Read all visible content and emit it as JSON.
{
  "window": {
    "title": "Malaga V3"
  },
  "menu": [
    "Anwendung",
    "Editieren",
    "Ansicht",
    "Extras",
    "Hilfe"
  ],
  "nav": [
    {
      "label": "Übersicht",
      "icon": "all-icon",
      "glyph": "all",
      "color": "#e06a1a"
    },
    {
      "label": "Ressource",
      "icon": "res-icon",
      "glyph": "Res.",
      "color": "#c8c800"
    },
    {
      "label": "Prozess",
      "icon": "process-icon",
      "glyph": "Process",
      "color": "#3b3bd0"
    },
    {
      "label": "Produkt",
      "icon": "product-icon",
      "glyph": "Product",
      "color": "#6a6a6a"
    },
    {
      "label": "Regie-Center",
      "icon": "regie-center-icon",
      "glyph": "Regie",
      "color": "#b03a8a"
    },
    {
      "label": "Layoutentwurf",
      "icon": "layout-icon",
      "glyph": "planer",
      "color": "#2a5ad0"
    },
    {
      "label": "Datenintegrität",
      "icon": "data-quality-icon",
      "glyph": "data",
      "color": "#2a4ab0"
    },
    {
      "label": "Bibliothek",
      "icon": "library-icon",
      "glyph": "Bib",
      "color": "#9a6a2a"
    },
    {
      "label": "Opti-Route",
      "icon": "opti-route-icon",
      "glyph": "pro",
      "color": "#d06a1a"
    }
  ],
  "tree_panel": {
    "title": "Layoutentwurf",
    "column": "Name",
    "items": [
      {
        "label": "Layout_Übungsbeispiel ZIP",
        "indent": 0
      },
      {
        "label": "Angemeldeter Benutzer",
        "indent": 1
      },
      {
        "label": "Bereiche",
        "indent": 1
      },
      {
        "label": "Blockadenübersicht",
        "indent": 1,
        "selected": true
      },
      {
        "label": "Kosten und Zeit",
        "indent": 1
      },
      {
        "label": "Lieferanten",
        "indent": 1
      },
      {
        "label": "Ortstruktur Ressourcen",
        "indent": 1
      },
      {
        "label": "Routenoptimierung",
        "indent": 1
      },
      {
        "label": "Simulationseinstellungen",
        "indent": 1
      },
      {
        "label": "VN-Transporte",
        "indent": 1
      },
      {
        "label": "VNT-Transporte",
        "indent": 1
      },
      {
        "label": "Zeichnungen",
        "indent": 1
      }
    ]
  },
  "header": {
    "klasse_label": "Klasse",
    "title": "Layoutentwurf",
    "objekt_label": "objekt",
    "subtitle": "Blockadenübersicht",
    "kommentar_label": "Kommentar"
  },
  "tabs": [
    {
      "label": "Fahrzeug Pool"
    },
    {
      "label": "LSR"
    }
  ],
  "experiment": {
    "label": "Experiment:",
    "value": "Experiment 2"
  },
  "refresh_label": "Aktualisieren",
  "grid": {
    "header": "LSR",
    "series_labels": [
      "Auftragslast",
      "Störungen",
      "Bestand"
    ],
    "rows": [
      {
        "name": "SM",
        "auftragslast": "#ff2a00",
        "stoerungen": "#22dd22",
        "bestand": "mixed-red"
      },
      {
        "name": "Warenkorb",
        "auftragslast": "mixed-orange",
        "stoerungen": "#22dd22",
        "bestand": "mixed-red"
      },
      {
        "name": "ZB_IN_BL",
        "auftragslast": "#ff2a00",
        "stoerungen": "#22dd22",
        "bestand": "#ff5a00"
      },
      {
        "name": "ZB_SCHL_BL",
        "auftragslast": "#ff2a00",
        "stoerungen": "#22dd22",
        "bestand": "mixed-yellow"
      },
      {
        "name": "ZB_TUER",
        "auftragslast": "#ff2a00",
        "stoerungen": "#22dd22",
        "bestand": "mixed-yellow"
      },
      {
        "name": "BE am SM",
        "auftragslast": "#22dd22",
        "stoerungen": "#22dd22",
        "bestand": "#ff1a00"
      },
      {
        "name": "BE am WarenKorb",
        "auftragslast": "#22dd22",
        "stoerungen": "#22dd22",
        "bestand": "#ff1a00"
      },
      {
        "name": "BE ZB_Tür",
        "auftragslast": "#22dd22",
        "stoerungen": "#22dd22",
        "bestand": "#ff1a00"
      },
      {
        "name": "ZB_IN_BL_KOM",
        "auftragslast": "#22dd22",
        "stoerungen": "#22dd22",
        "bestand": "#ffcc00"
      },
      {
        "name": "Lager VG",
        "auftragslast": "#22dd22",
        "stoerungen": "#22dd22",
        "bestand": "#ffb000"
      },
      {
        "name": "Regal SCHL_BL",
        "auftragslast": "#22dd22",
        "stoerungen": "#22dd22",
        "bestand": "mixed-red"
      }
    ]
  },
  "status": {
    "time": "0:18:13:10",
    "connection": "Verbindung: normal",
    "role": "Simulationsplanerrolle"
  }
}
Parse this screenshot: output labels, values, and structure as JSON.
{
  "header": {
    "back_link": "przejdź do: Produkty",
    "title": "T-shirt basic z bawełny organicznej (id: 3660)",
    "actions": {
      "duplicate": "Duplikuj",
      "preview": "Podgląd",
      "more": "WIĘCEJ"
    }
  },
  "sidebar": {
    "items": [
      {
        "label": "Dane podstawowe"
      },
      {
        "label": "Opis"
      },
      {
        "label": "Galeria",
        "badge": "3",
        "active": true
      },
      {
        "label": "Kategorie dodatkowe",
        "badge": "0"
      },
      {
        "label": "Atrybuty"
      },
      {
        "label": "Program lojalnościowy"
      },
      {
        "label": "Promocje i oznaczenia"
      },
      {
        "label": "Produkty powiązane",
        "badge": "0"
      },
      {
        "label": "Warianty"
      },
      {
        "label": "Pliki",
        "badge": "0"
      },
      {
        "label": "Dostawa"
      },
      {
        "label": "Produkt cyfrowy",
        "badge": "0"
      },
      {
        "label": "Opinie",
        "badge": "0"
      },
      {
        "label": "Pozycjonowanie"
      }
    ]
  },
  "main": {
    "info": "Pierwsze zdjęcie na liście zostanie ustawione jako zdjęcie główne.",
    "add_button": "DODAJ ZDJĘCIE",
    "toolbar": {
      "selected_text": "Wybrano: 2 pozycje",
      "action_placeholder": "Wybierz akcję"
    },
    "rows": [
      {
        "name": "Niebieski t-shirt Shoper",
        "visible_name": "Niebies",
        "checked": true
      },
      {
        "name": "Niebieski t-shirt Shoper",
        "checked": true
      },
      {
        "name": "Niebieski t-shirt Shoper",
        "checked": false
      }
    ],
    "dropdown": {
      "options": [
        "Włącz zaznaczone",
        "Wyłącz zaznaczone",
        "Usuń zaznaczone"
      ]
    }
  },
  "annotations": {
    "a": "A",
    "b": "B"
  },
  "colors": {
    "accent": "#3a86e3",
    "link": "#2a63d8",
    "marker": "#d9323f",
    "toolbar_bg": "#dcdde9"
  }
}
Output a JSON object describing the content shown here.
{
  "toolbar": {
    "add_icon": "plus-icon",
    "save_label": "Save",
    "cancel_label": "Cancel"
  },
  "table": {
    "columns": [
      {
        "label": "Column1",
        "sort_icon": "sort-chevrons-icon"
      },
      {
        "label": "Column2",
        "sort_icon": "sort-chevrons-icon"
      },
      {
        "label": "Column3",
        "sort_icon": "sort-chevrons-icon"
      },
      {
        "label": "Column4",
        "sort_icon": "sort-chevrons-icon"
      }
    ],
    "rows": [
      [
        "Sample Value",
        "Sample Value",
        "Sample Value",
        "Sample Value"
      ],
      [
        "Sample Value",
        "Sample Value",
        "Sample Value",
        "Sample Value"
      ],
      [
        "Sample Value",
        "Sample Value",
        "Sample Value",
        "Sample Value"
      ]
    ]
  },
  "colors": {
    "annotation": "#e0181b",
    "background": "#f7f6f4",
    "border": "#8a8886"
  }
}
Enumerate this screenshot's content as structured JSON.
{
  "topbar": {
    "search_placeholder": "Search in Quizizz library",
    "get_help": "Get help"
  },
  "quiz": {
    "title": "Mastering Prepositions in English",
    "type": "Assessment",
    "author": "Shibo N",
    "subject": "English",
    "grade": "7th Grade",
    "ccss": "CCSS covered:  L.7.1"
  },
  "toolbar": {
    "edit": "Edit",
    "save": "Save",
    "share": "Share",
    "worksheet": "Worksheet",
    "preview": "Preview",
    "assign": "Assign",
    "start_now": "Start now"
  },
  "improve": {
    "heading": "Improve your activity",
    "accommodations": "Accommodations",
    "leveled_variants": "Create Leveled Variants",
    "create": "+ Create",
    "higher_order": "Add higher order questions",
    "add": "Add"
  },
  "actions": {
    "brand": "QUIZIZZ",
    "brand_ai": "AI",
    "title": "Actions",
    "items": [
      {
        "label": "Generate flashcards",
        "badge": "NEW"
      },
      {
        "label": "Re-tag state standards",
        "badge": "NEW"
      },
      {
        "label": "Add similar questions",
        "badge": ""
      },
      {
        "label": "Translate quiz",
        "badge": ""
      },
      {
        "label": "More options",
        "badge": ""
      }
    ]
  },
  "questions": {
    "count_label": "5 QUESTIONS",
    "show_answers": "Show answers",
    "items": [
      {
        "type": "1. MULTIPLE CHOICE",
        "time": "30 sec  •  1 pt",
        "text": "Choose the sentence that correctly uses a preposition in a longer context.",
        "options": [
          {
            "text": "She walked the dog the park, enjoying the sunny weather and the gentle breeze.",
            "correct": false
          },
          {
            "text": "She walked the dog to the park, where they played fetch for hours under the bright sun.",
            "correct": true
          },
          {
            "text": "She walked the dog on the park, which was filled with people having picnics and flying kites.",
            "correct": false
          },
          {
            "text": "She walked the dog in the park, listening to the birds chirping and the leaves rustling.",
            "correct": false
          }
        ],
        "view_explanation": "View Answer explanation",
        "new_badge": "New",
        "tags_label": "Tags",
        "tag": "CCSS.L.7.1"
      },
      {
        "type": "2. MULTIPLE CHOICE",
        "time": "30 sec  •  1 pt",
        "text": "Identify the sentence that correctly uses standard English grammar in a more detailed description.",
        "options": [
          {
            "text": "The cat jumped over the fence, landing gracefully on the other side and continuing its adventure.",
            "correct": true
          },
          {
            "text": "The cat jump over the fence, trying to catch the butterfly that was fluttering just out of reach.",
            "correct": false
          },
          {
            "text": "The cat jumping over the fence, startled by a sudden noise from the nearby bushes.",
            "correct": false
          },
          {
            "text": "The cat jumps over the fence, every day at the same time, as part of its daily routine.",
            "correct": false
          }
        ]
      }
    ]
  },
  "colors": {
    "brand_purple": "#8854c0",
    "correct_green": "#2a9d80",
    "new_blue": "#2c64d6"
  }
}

◇ ◇ ◇ ◇ ◇

TASK DESCRIPTION: Pick out and copy every line that contains the word "this".

RESULT OF THE EXERCISE:
Parse this screenshot: output labels, values, and structure as JSON.
Enumerate this screenshot's content as structured JSON.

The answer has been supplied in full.